TASK STATEMENT:
Below are some entries. Copy each line that holds the string "name".

MATERIAL PROVIDED:
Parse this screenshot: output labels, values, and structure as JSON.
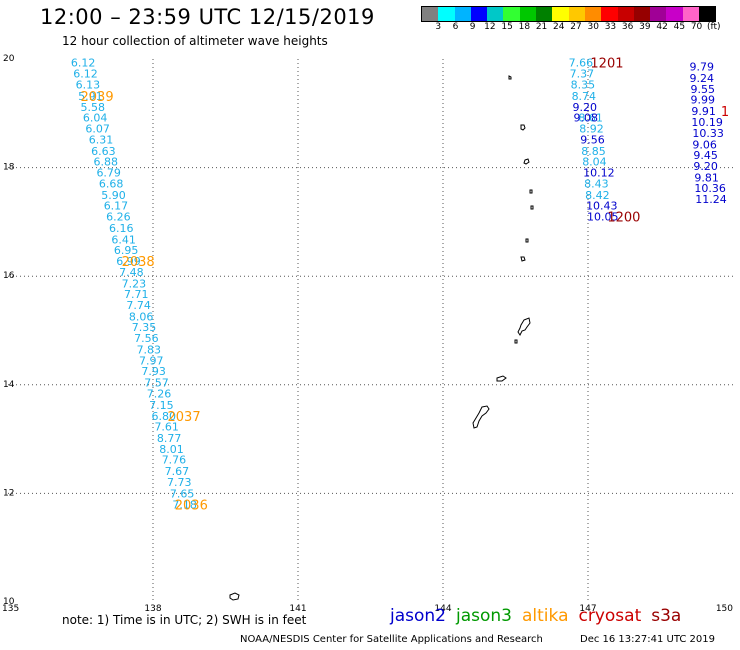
{
  "header": {
    "title": "12:00 – 23:59 UTC 12/15/2019",
    "subtitle": "12 hour collection of altimeter wave heights"
  },
  "legend": {
    "colors": [
      "#808080",
      "#00ffff",
      "#00b4ff",
      "#0000ff",
      "#00c8c8",
      "#32ff32",
      "#00c800",
      "#008000",
      "#ffff00",
      "#ffc800",
      "#ff8c00",
      "#ff0000",
      "#c80000",
      "#960000",
      "#a00096",
      "#c800c8",
      "#ff64c8",
      "#000000"
    ],
    "labels": [
      "3",
      "6",
      "9",
      "12",
      "15",
      "18",
      "21",
      "24",
      "27",
      "30",
      "33",
      "36",
      "39",
      "42",
      "45",
      "70",
      "(ft)"
    ]
  },
  "footer": {
    "note": "note: 1) Time is in UTC; 2) SWH is in feet",
    "satellites": [
      {
        "name": "jason2",
        "color": "#0000cc"
      },
      {
        "name": "jason3",
        "color": "#009900"
      },
      {
        "name": "altika",
        "color": "#ff9900"
      },
      {
        "name": "cryosat",
        "color": "#cc0000"
      },
      {
        "name": "s3a",
        "color": "#990000"
      }
    ],
    "credit": "NOAA/NESDIS Center for Satellite Applications and Research",
    "timestamp": "Dec 16 13:27:41 UTC 2019"
  },
  "chart_data": {
    "type": "scatter",
    "x_ticks": [
      "135",
      "138",
      "141",
      "144",
      "147",
      "150"
    ],
    "y_ticks": [
      "10",
      "12",
      "14",
      "16",
      "18",
      "20"
    ],
    "xlim": [
      135,
      150
    ],
    "ylim": [
      10,
      20
    ],
    "grid": true,
    "series": [
      {
        "color": "#1fb0e8",
        "points": [
          {
            "x": 136.3,
            "y": 19.94,
            "label": "6.12"
          },
          {
            "x": 136.35,
            "y": 19.73,
            "label": "6.12"
          },
          {
            "x": 136.4,
            "y": 19.53,
            "label": "6.13"
          },
          {
            "x": 136.45,
            "y": 19.32,
            "label": "5.91"
          },
          {
            "x": 136.5,
            "y": 19.12,
            "label": "5.58"
          },
          {
            "x": 136.55,
            "y": 18.92,
            "label": "6.04"
          },
          {
            "x": 136.6,
            "y": 18.72,
            "label": "6.07"
          },
          {
            "x": 136.67,
            "y": 18.52,
            "label": "6.31"
          },
          {
            "x": 136.72,
            "y": 18.31,
            "label": "6.63"
          },
          {
            "x": 136.77,
            "y": 18.11,
            "label": "6.88"
          },
          {
            "x": 136.83,
            "y": 17.91,
            "label": "6.79"
          },
          {
            "x": 136.88,
            "y": 17.71,
            "label": "6.68"
          },
          {
            "x": 136.93,
            "y": 17.5,
            "label": "5.90"
          },
          {
            "x": 136.98,
            "y": 17.3,
            "label": "6.17"
          },
          {
            "x": 137.03,
            "y": 17.1,
            "label": "6.26"
          },
          {
            "x": 137.09,
            "y": 16.89,
            "label": "6.16"
          },
          {
            "x": 137.14,
            "y": 16.68,
            "label": "6.41"
          },
          {
            "x": 137.19,
            "y": 16.48,
            "label": "6.95"
          },
          {
            "x": 137.24,
            "y": 16.28,
            "label": "6.99"
          },
          {
            "x": 137.3,
            "y": 16.08,
            "label": "7.48"
          },
          {
            "x": 137.35,
            "y": 15.87,
            "label": "7.23"
          },
          {
            "x": 137.4,
            "y": 15.67,
            "label": "7.71"
          },
          {
            "x": 137.45,
            "y": 15.47,
            "label": "7.74"
          },
          {
            "x": 137.5,
            "y": 15.26,
            "label": "8.06"
          },
          {
            "x": 137.56,
            "y": 15.06,
            "label": "7.35"
          },
          {
            "x": 137.61,
            "y": 14.86,
            "label": "7.56"
          },
          {
            "x": 137.66,
            "y": 14.65,
            "label": "7.83"
          },
          {
            "x": 137.71,
            "y": 14.45,
            "label": "7.97"
          },
          {
            "x": 137.76,
            "y": 14.25,
            "label": "7.93"
          },
          {
            "x": 137.82,
            "y": 14.04,
            "label": "7.57"
          },
          {
            "x": 137.87,
            "y": 13.84,
            "label": "7.26"
          },
          {
            "x": 137.92,
            "y": 13.63,
            "label": "7.15"
          },
          {
            "x": 137.97,
            "y": 13.43,
            "label": "6.80"
          },
          {
            "x": 138.03,
            "y": 13.23,
            "label": "7.61"
          },
          {
            "x": 138.08,
            "y": 13.02,
            "label": "8.77"
          },
          {
            "x": 138.13,
            "y": 12.82,
            "label": "8.01"
          },
          {
            "x": 138.18,
            "y": 12.62,
            "label": "7.76"
          },
          {
            "x": 138.24,
            "y": 12.41,
            "label": "7.67"
          },
          {
            "x": 138.29,
            "y": 12.21,
            "label": "7.73"
          },
          {
            "x": 138.35,
            "y": 12.0,
            "label": "7.65"
          },
          {
            "x": 138.4,
            "y": 11.8,
            "label": "7.18"
          }
        ]
      },
      {
        "color": "#1fb0e8",
        "points": [
          {
            "x": 146.6,
            "y": 19.94,
            "label": "7.66"
          },
          {
            "x": 146.62,
            "y": 19.73,
            "label": "7.37"
          },
          {
            "x": 146.64,
            "y": 19.53,
            "label": "8.35"
          },
          {
            "x": 146.66,
            "y": 19.32,
            "label": "8.74"
          },
          {
            "x": 146.8,
            "y": 18.92,
            "label": "8.61"
          },
          {
            "x": 146.82,
            "y": 18.72,
            "label": "8.92"
          },
          {
            "x": 146.86,
            "y": 18.31,
            "label": "8.85"
          },
          {
            "x": 146.88,
            "y": 18.11,
            "label": "8.04"
          },
          {
            "x": 146.92,
            "y": 17.71,
            "label": "8.43"
          },
          {
            "x": 146.94,
            "y": 17.5,
            "label": "8.42"
          }
        ]
      },
      {
        "color": "#0000cc",
        "points": [
          {
            "x": 146.68,
            "y": 19.12,
            "label": "9.20"
          },
          {
            "x": 146.7,
            "y": 18.92,
            "label": "9.08"
          },
          {
            "x": 146.84,
            "y": 18.52,
            "label": "9.56"
          },
          {
            "x": 146.9,
            "y": 17.91,
            "label": "10.12"
          },
          {
            "x": 146.96,
            "y": 17.3,
            "label": "10.43"
          },
          {
            "x": 146.98,
            "y": 17.1,
            "label": "10.05"
          }
        ]
      },
      {
        "color": "#0000cc",
        "points": [
          {
            "x": 149.1,
            "y": 19.86,
            "label": "9.79"
          },
          {
            "x": 149.1,
            "y": 19.65,
            "label": "9.24"
          },
          {
            "x": 149.12,
            "y": 19.45,
            "label": "9.55"
          },
          {
            "x": 149.12,
            "y": 19.25,
            "label": "9.99"
          },
          {
            "x": 149.14,
            "y": 19.04,
            "label": "9.91"
          },
          {
            "x": 149.14,
            "y": 18.84,
            "label": "10.19"
          },
          {
            "x": 149.16,
            "y": 18.64,
            "label": "10.33"
          },
          {
            "x": 149.16,
            "y": 18.43,
            "label": "9.06"
          },
          {
            "x": 149.18,
            "y": 18.23,
            "label": "9.45"
          },
          {
            "x": 149.18,
            "y": 18.03,
            "label": "9.20"
          },
          {
            "x": 149.2,
            "y": 17.82,
            "label": "9.81"
          },
          {
            "x": 149.2,
            "y": 17.62,
            "label": "10.36"
          },
          {
            "x": 149.22,
            "y": 17.42,
            "label": "11.24"
          }
        ]
      }
    ],
    "annotations": [
      {
        "x": 136.5,
        "y": 19.32,
        "text": "2039",
        "color": "#ff9900"
      },
      {
        "x": 137.35,
        "y": 16.28,
        "text": "2038",
        "color": "#ff9900"
      },
      {
        "x": 138.3,
        "y": 13.43,
        "text": "2037",
        "color": "#ff9900"
      },
      {
        "x": 138.45,
        "y": 11.8,
        "text": "2036",
        "color": "#ff9900"
      },
      {
        "x": 147.05,
        "y": 19.94,
        "text": "1201",
        "color": "#990000"
      },
      {
        "x": 147.4,
        "y": 17.1,
        "text": "1200",
        "color": "#990000"
      },
      {
        "x": 149.75,
        "y": 19.04,
        "text": "1",
        "color": "#cc0000"
      }
    ]
  }
}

RESULT BELOW:
        "name": "jason2",
        "name": "jason3",
        "name": "altika",
        "name": "cryosat",
        "name": "s3a",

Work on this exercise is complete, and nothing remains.